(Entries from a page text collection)
=== Begin Enclosure ===

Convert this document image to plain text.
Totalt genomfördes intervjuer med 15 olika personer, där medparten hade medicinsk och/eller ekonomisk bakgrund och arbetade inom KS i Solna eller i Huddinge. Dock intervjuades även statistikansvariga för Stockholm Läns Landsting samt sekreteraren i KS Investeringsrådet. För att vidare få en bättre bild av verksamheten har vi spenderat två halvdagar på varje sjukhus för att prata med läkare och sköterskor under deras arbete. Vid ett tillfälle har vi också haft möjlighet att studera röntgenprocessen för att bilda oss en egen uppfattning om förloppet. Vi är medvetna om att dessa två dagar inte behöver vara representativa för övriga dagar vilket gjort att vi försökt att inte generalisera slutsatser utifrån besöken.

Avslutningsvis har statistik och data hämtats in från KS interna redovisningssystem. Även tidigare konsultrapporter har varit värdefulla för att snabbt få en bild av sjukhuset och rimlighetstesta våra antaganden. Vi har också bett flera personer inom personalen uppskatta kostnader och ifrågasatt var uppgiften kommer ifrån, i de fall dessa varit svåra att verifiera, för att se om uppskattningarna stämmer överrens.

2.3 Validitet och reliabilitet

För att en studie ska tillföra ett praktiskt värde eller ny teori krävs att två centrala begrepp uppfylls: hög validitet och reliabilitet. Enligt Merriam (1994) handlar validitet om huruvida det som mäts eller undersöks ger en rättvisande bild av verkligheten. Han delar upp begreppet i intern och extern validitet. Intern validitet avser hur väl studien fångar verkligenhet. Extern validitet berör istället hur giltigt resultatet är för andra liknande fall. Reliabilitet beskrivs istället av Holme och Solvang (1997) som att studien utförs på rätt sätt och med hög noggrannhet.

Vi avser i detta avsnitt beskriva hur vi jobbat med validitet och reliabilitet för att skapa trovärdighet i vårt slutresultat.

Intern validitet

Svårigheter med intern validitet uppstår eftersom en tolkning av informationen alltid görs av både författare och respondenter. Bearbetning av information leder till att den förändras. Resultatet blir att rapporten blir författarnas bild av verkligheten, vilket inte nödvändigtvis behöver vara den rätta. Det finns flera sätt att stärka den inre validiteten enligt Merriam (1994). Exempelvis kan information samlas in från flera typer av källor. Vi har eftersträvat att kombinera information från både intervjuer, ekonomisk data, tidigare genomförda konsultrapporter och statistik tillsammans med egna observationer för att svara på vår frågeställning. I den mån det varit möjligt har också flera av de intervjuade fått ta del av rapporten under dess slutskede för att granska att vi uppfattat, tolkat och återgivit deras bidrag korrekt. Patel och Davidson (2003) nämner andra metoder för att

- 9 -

=== End Enclosure ===
=== Begin Enclosure ===

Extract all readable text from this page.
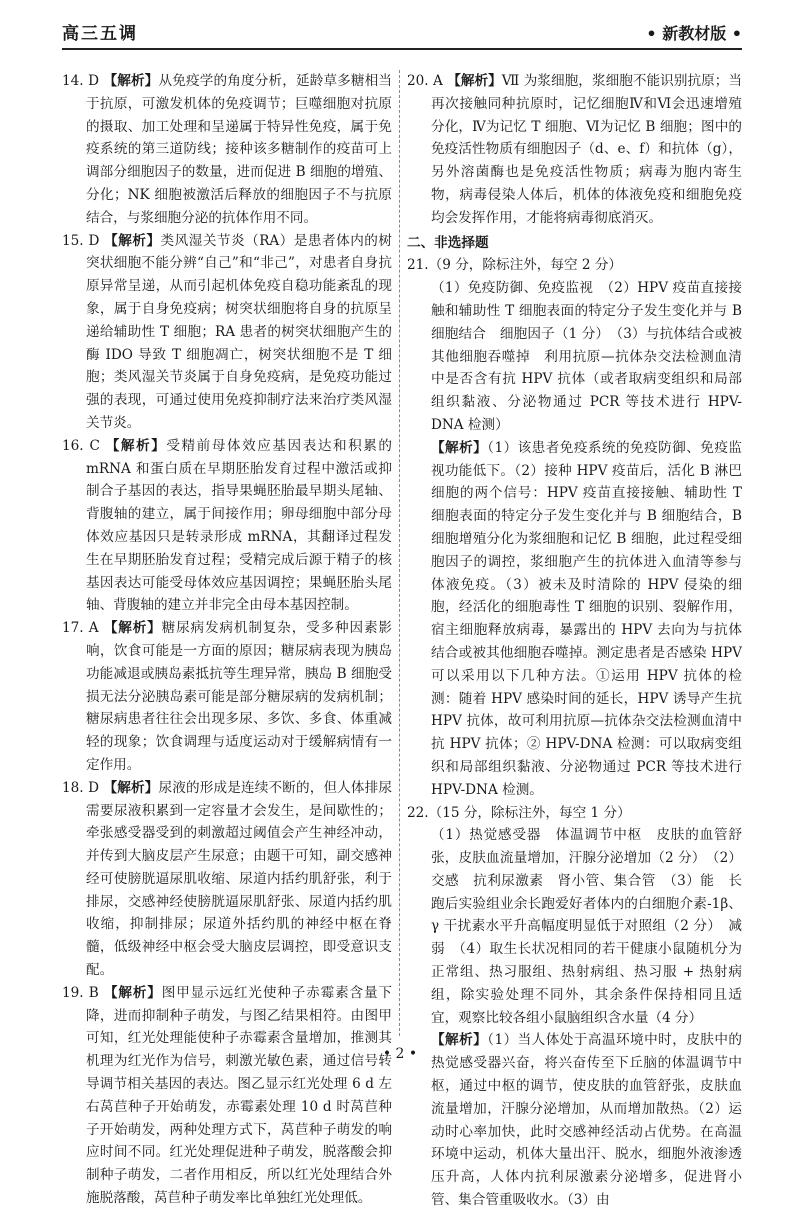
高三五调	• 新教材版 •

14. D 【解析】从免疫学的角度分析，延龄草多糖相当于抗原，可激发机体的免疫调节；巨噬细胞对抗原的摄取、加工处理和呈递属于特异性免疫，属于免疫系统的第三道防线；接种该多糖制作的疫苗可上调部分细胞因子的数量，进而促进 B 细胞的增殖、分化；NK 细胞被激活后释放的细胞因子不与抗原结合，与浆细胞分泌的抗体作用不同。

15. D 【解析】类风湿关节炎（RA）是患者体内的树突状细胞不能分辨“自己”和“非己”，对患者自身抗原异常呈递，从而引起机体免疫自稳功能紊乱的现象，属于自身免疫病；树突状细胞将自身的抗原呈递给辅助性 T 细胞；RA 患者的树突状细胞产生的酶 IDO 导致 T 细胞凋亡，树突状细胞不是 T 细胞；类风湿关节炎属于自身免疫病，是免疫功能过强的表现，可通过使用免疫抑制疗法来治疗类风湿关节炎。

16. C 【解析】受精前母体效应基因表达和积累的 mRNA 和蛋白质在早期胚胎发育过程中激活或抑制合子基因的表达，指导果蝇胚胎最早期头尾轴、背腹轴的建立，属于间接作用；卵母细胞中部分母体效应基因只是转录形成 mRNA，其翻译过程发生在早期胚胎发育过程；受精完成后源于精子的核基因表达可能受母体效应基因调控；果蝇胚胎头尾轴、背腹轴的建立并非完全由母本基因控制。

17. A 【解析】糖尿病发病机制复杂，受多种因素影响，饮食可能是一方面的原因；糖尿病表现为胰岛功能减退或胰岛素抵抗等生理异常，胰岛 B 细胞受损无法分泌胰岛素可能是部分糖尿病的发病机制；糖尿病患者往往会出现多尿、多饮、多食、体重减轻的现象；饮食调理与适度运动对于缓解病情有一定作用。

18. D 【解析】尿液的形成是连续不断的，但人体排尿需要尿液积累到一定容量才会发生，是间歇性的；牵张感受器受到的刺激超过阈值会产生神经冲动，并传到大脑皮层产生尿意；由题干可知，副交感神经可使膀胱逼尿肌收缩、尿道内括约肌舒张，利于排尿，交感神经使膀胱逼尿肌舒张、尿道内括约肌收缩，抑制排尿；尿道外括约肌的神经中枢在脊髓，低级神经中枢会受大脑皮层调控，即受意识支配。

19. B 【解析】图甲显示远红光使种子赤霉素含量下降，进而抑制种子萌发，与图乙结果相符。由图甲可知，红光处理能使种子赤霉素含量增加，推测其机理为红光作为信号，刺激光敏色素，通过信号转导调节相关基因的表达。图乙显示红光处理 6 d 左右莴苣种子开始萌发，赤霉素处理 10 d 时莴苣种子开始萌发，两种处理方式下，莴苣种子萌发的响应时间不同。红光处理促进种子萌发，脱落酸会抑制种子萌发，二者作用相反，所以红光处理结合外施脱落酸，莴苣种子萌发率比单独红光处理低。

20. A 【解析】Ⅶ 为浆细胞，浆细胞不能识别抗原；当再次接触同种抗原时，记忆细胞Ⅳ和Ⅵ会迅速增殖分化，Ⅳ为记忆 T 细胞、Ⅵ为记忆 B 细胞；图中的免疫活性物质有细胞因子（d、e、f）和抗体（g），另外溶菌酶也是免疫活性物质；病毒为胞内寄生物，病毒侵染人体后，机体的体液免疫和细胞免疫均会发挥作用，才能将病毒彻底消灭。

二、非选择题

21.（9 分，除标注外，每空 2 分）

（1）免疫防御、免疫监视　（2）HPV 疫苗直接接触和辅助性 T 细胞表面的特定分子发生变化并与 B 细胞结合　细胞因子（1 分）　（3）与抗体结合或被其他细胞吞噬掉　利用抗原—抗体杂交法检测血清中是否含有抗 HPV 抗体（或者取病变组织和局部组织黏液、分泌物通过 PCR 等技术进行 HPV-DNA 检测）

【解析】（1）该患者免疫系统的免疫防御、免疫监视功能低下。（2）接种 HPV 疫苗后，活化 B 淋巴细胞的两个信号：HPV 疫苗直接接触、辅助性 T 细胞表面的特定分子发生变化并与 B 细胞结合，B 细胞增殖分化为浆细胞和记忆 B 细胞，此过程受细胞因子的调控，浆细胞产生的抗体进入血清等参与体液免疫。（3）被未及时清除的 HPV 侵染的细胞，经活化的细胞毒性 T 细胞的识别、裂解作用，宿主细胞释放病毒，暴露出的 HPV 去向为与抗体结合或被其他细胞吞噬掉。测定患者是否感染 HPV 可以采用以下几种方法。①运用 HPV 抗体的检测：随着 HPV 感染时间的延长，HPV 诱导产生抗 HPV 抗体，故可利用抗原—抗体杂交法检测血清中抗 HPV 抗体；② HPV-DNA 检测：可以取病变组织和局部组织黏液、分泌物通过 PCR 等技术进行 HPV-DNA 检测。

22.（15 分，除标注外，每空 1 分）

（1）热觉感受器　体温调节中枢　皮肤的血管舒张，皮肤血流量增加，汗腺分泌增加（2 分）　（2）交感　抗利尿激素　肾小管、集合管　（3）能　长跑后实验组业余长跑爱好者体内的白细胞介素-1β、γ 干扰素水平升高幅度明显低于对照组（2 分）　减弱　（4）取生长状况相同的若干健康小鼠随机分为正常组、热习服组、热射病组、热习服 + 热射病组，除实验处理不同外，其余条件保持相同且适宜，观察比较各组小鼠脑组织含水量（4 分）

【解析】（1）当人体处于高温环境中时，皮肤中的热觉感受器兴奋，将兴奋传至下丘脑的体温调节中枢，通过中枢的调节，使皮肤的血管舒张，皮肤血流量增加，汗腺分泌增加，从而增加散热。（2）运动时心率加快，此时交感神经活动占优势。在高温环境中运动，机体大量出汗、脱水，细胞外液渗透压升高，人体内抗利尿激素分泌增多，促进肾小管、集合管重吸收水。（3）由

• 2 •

=== End Enclosure ===

Instructions for the task:
Copy all the lines above that hold the string "eller".

Response:
Totalt genomfördes intervjuer med 15 olika personer, där medparten hade medicinsk och/eller ekonomisk bakgrund och arbetade inom KS i Solna eller i Huddinge. Dock intervjuades även statistikansvariga för Stockholm Läns Landsting samt sekreteraren i KS Investeringsrådet. För att vidare få en bättre bild av verksamheten har vi spenderat två halvdagar på varje sjukhus för att prata med läkare och sköterskor under deras arbete. Vid ett tillfälle har vi också haft möjlighet att studera röntgenprocessen för att bilda oss en egen uppfattning om förloppet. Vi är medvetna om att dessa två dagar inte behöver vara representativa för övriga dagar vilket gjort att vi försökt att inte generalisera slutsatser utifrån besöken.
För att en studie ska tillföra ett praktiskt värde eller ny teori krävs att två centrala begrepp uppfylls: hög validitet och reliabilitet. Enligt Merriam (1994) handlar validitet om huruvida det som mäts eller undersöks ger en rättvisande bild av verkligheten. Han delar upp begreppet i intern och extern validitet. Intern validitet avser hur väl studien fångar verkligenhet. Extern validitet berör istället hur giltigt resultatet är för andra liknande fall. Reliabilitet beskrivs istället av Holme och Solvang (1997) som att studien utförs på rätt sätt och med hög noggrannhet.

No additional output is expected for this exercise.